Dataset listings of figures
>> BEGIN

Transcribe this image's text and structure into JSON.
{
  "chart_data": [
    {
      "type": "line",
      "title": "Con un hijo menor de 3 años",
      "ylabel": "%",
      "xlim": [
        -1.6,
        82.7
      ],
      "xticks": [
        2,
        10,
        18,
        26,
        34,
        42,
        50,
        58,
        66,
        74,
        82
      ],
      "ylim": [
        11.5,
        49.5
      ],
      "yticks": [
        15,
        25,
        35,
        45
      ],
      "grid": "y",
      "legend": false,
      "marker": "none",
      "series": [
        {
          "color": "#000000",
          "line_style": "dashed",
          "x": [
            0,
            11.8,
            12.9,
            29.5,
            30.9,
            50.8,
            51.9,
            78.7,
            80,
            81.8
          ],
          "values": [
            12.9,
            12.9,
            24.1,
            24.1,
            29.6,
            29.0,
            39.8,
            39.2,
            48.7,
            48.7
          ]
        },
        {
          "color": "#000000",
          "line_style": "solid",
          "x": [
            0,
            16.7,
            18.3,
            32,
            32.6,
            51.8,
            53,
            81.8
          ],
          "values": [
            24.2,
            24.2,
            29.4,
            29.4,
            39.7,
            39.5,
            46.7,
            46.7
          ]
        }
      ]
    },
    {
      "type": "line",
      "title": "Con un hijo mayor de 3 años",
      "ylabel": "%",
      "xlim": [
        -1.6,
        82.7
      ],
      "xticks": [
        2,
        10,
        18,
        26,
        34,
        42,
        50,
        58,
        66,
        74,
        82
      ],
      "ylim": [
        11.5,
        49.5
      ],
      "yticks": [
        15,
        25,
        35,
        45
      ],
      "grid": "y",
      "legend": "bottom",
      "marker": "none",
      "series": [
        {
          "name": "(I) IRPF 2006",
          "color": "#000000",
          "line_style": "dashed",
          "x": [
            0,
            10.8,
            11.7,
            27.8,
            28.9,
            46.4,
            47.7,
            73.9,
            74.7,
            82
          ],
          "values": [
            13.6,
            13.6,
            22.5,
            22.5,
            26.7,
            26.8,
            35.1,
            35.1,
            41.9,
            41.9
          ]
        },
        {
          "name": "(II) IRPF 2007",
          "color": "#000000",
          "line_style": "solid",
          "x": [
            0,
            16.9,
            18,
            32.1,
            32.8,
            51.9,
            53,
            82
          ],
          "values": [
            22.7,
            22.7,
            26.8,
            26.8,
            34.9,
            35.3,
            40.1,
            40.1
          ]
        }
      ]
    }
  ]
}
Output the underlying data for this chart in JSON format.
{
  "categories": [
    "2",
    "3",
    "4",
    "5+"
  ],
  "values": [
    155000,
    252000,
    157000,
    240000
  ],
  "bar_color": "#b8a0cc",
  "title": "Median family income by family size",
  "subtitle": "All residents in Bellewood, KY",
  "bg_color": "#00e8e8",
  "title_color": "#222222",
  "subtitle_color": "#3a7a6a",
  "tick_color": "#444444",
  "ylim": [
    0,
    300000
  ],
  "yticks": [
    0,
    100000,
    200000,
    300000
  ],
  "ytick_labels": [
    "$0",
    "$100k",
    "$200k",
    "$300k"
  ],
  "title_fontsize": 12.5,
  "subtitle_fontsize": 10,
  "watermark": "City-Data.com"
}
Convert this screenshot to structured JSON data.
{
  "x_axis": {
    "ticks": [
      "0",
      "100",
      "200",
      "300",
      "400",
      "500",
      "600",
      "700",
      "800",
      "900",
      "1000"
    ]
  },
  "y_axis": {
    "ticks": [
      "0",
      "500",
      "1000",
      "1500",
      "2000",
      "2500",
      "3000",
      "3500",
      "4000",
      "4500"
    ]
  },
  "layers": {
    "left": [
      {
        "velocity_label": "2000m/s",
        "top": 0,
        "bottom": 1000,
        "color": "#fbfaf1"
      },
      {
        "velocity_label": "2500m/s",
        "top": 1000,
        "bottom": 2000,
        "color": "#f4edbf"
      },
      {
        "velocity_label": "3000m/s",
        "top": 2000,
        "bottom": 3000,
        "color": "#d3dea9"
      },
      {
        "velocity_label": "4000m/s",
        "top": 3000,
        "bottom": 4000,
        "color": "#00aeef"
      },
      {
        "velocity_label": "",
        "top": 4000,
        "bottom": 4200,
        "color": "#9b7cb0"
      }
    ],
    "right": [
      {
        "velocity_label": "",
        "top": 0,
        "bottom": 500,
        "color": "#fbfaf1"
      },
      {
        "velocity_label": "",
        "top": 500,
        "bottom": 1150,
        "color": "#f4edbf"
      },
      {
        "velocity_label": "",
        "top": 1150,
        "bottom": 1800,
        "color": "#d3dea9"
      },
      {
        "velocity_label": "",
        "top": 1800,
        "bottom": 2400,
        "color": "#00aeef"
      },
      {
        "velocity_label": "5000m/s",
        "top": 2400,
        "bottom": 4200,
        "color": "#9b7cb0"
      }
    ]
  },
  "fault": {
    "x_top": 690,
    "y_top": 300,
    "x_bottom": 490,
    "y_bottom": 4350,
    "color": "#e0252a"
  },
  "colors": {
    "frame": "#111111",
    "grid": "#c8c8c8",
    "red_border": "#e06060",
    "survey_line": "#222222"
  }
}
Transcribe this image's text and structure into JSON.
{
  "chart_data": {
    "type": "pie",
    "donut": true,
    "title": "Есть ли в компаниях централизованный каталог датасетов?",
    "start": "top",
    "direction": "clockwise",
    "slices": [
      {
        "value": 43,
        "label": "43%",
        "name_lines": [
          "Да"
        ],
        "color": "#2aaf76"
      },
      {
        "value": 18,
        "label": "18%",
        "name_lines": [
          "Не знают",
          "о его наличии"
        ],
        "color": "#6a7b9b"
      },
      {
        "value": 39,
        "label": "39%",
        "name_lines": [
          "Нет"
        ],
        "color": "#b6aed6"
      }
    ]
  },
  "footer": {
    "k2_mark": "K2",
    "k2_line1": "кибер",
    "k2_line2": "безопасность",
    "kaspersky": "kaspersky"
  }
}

>> END

*Task to carry out*:
Transcribe the data above in full, exactly.

*Output of the task*:
Transcribe this image's text and structure into JSON.
{
  "chart_data": [
    {
      "type": "line",
      "title": "Con un hijo menor de 3 años",
      "ylabel": "%",
      "xlim": [
        -1.6,
        82.7
      ],
      "xticks": [
        2,
        10,
        18,
        26,
        34,
        42,
        50,
        58,
        66,
        74,
        82
      ],
      "ylim": [
        11.5,
        49.5
      ],
      "yticks": [
        15,
        25,
        35,
        45
      ],
      "grid": "y",
      "legend": false,
      "marker": "none",
      "series": [
        {
          "color": "#000000",
          "line_style": "dashed",
          "x": [
            0,
            11.8,
            12.9,
            29.5,
            30.9,
            50.8,
            51.9,
            78.7,
            80,
            81.8
          ],
          "values": [
            12.9,
            12.9,
            24.1,
            24.1,
            29.6,
            29.0,
            39.8,
            39.2,
            48.7,
            48.7
          ]
        },
        {
          "color": "#000000",
          "line_style": "solid",
          "x": [
            0,
            16.7,
            18.3,
            32,
            32.6,
            51.8,
            53,
            81.8
          ],
          "values": [
            24.2,
            24.2,
            29.4,
            29.4,
            39.7,
            39.5,
            46.7,
            46.7
          ]
        }
      ]
    },
    {
      "type": "line",
      "title": "Con un hijo mayor de 3 años",
      "ylabel": "%",
      "xlim": [
        -1.6,
        82.7
      ],
      "xticks": [
        2,
        10,
        18,
        26,
        34,
        42,
        50,
        58,
        66,
        74,
        82
      ],
      "ylim": [
        11.5,
        49.5
      ],
      "yticks": [
        15,
        25,
        35,
        45
      ],
      "grid": "y",
      "legend": "bottom",
      "marker": "none",
      "series": [
        {
          "name": "(I) IRPF 2006",
          "color": "#000000",
          "line_style": "dashed",
          "x": [
            0,
            10.8,
            11.7,
            27.8,
            28.9,
            46.4,
            47.7,
            73.9,
            74.7,
            82
          ],
          "values": [
            13.6,
            13.6,
            22.5,
            22.5,
            26.7,
            26.8,
            35.1,
            35.1,
            41.9,
            41.9
          ]
        },
        {
          "name": "(II) IRPF 2007",
          "color": "#000000",
          "line_style": "solid",
          "x": [
            0,
            16.9,
            18,
            32.1,
            32.8,
            51.9,
            53,
            82
          ],
          "values": [
            22.7,
            22.7,
            26.8,
            26.8,
            34.9,
            35.3,
            40.1,
            40.1
          ]
        }
      ]
    }
  ]
}
Output the underlying data for this chart in JSON format.
{
  "categories": [
    "2",
    "3",
    "4",
    "5+"
  ],
  "values": [
    155000,
    252000,
    157000,
    240000
  ],
  "bar_color": "#b8a0cc",
  "title": "Median family income by family size",
  "subtitle": "All residents in Bellewood, KY",
  "bg_color": "#00e8e8",
  "title_color": "#222222",
  "subtitle_color": "#3a7a6a",
  "tick_color": "#444444",
  "ylim": [
    0,
    300000
  ],
  "yticks": [
    0,
    100000,
    200000,
    300000
  ],
  "ytick_labels": [
    "$0",
    "$100k",
    "$200k",
    "$300k"
  ],
  "title_fontsize": 12.5,
  "subtitle_fontsize": 10,
  "watermark": "City-Data.com"
}
Convert this screenshot to structured JSON data.
{
  "x_axis": {
    "ticks": [
      "0",
      "100",
      "200",
      "300",
      "400",
      "500",
      "600",
      "700",
      "800",
      "900",
      "1000"
    ]
  },
  "y_axis": {
    "ticks": [
      "0",
      "500",
      "1000",
      "1500",
      "2000",
      "2500",
      "3000",
      "3500",
      "4000",
      "4500"
    ]
  },
  "layers": {
    "left": [
      {
        "velocity_label": "2000m/s",
        "top": 0,
        "bottom": 1000,
        "color": "#fbfaf1"
      },
      {
        "velocity_label": "2500m/s",
        "top": 1000,
        "bottom": 2000,
        "color": "#f4edbf"
      },
      {
        "velocity_label": "3000m/s",
        "top": 2000,
        "bottom": 3000,
        "color": "#d3dea9"
      },
      {
        "velocity_label": "4000m/s",
        "top": 3000,
        "bottom": 4000,
        "color": "#00aeef"
      },
      {
        "velocity_label": "",
        "top": 4000,
        "bottom": 4200,
        "color": "#9b7cb0"
      }
    ],
    "right": [
      {
        "velocity_label": "",
        "top": 0,
        "bottom": 500,
        "color": "#fbfaf1"
      },
      {
        "velocity_label": "",
        "top": 500,
        "bottom": 1150,
        "color": "#f4edbf"
      },
      {
        "velocity_label": "",
        "top": 1150,
        "bottom": 1800,
        "color": "#d3dea9"
      },
      {
        "velocity_label": "",
        "top": 1800,
        "bottom": 2400,
        "color": "#00aeef"
      },
      {
        "velocity_label": "5000m/s",
        "top": 2400,
        "bottom": 4200,
        "color": "#9b7cb0"
      }
    ]
  },
  "fault": {
    "x_top": 690,
    "y_top": 300,
    "x_bottom": 490,
    "y_bottom": 4350,
    "color": "#e0252a"
  },
  "colors": {
    "frame": "#111111",
    "grid": "#c8c8c8",
    "red_border": "#e06060",
    "survey_line": "#222222"
  }
}
Transcribe this image's text and structure into JSON.
{
  "chart_data": {
    "type": "pie",
    "donut": true,
    "title": "Есть ли в компаниях централизованный каталог датасетов?",
    "start": "top",
    "direction": "clockwise",
    "slices": [
      {
        "value": 43,
        "label": "43%",
        "name_lines": [
          "Да"
        ],
        "color": "#2aaf76"
      },
      {
        "value": 18,
        "label": "18%",
        "name_lines": [
          "Не знают",
          "о его наличии"
        ],
        "color": "#6a7b9b"
      },
      {
        "value": 39,
        "label": "39%",
        "name_lines": [
          "Нет"
        ],
        "color": "#b6aed6"
      }
    ]
  },
  "footer": {
    "k2_mark": "K2",
    "k2_line1": "кибер",
    "k2_line2": "безопасность",
    "kaspersky": "kaspersky"
  }
}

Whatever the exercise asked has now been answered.